▶ Goal
Turn the lines into a JSON list of strings, one string per line and skipping any blank lines. Start at the line containing "traffic-cell: 14.3M [821, 290, 902, 328]" and go through the line containing "country-name[interactable]: United States".

___ Data extract

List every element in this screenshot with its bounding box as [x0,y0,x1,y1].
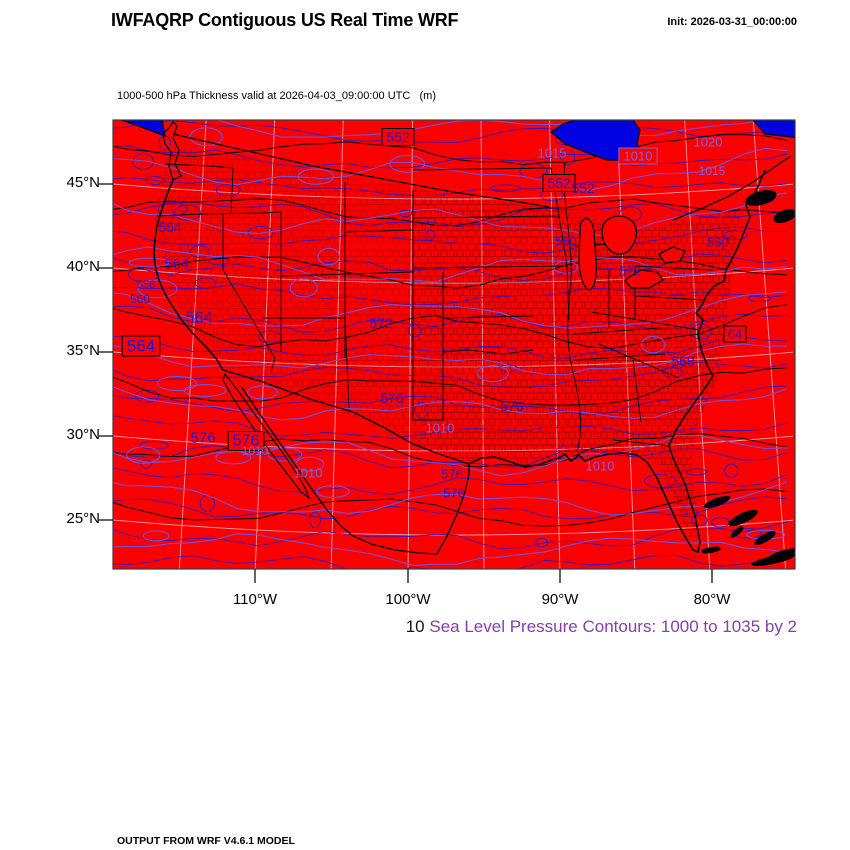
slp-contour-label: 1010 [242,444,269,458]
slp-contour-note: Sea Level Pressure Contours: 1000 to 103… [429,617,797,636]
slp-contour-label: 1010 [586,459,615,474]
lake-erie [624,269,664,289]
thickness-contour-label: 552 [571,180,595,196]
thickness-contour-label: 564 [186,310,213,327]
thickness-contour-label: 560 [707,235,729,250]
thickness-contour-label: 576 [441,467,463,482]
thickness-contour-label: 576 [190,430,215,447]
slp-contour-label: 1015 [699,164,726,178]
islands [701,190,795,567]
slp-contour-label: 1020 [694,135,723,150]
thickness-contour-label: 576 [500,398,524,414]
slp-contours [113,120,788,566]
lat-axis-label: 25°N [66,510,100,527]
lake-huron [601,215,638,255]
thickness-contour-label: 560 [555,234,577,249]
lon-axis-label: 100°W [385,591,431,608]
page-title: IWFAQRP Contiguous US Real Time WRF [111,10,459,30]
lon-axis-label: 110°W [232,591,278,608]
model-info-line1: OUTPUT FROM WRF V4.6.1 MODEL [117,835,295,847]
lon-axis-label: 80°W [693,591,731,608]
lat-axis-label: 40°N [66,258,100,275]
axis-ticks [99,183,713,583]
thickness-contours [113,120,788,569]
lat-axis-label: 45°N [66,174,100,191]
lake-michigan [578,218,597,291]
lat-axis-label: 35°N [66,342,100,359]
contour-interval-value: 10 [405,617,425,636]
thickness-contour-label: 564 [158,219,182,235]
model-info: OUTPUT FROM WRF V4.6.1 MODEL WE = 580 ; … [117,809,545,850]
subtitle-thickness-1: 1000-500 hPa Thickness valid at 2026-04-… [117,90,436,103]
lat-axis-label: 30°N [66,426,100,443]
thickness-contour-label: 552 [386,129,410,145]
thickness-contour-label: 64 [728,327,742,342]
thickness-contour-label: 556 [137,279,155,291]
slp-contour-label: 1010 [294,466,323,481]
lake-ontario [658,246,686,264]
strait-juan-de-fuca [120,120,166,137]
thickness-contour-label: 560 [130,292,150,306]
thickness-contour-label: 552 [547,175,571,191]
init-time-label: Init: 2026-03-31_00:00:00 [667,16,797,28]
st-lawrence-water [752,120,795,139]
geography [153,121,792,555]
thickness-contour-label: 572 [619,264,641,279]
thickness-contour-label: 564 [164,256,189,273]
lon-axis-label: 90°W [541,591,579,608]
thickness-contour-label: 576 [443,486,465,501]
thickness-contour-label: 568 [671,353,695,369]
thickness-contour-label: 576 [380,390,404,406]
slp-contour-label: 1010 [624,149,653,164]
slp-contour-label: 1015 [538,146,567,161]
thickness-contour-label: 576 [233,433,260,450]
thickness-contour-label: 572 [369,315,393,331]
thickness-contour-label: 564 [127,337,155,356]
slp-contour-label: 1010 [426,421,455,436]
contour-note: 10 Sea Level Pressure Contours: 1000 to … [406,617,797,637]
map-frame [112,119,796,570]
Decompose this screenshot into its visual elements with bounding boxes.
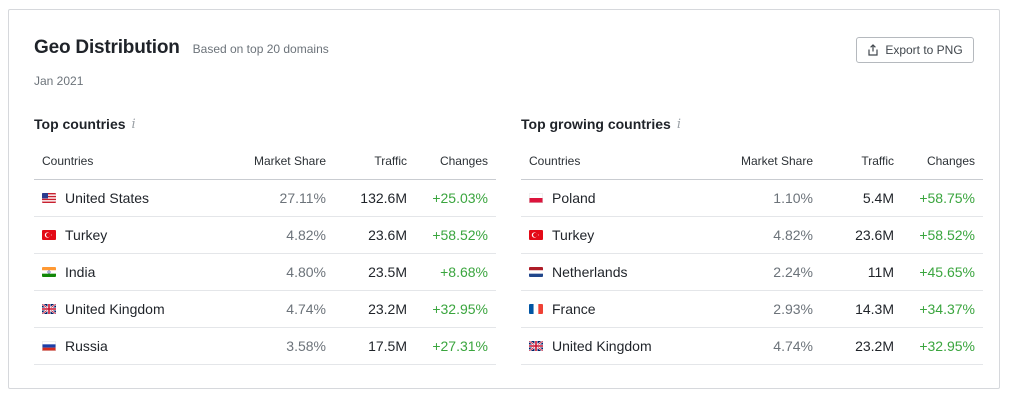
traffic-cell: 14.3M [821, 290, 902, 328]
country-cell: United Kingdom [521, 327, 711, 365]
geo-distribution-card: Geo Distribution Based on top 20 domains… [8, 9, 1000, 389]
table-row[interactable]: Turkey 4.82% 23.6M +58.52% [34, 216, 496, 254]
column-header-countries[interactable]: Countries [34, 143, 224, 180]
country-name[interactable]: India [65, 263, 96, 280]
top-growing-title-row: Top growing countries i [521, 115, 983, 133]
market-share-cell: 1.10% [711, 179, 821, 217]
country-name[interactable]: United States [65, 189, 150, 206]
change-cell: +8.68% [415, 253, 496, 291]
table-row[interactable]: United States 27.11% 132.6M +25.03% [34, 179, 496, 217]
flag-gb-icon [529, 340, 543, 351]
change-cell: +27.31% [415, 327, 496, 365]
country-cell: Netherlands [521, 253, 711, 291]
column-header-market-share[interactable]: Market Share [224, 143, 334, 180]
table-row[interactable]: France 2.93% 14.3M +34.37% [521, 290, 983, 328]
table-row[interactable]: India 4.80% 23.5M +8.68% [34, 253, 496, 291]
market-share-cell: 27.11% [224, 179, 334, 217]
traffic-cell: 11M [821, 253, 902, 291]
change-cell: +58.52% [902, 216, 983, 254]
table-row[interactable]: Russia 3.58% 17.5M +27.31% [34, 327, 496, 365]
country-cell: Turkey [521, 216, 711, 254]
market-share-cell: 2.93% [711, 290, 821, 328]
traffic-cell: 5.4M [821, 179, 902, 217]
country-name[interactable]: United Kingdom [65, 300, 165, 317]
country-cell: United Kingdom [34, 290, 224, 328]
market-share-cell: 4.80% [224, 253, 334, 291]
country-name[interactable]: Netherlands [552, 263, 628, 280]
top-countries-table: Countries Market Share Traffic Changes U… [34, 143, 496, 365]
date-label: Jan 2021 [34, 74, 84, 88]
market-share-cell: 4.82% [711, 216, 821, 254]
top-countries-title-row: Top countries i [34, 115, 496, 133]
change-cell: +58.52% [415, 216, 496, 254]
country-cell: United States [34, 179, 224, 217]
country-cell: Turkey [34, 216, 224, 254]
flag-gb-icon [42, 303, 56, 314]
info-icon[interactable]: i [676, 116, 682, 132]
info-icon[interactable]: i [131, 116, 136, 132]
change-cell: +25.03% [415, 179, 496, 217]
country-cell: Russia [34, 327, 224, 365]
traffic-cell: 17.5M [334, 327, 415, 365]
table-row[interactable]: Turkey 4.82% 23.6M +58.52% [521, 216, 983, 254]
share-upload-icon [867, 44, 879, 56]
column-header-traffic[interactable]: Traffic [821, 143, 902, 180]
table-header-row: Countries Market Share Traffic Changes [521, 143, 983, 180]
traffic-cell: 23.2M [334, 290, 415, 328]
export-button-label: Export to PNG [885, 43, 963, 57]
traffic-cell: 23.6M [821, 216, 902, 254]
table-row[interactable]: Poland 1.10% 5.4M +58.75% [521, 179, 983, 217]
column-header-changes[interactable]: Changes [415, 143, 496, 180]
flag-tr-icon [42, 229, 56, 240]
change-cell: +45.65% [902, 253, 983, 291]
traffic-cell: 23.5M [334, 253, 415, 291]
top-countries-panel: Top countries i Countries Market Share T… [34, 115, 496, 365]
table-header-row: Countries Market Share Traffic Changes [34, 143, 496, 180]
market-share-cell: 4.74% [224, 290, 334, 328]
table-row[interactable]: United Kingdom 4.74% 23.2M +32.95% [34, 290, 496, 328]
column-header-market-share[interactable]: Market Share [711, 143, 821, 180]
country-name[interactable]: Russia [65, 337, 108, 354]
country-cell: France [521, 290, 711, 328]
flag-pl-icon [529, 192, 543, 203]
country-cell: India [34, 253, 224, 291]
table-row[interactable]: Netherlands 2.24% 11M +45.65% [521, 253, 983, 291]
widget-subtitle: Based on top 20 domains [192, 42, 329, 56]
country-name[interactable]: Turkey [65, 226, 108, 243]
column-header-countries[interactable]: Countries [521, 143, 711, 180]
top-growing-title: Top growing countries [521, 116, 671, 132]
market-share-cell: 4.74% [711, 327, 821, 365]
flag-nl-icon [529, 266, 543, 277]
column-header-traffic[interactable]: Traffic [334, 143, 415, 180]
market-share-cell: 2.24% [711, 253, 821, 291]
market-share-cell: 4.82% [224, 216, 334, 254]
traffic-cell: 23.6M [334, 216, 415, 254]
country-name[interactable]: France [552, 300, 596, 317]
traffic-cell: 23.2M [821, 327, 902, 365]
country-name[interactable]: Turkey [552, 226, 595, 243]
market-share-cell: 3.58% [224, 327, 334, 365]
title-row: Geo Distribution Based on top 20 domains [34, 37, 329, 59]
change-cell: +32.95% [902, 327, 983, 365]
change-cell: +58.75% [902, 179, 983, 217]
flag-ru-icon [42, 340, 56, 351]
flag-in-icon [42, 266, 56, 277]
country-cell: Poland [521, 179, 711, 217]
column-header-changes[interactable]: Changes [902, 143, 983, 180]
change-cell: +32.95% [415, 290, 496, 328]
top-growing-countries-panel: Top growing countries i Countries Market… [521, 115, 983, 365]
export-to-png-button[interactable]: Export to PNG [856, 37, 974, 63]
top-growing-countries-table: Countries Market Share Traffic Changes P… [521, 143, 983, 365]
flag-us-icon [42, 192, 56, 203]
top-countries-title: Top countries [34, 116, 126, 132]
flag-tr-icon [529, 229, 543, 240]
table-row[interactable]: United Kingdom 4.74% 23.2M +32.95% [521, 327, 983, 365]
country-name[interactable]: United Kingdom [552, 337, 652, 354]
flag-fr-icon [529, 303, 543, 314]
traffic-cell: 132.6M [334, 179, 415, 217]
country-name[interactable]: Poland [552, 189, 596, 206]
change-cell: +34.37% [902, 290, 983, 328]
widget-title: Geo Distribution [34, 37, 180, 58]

______

▶ Full output
[
  "traffic-cell: 14.3M [821, 290, 902, 328]",
  "country-cell: United Kingdom [521, 327, 711, 365]",
  "geo-distribution-card: Geo Distribution Based on top 20 domains… [8, 9, 1000, 389]",
  "table-row[interactable]: Turkey 4.82% 23.6M +58.52% [34, 216, 496, 254]",
  "column-header-countries[interactable]: Countries [34, 143, 224, 180]",
  "country-name[interactable]: India [65, 263, 96, 280]",
  "top-growing-title-row: Top growing countries i [521, 115, 983, 133]",
  "market-share-cell: 1.10% [711, 179, 821, 217]",
  "country-name[interactable]: United States [65, 189, 150, 206]"
]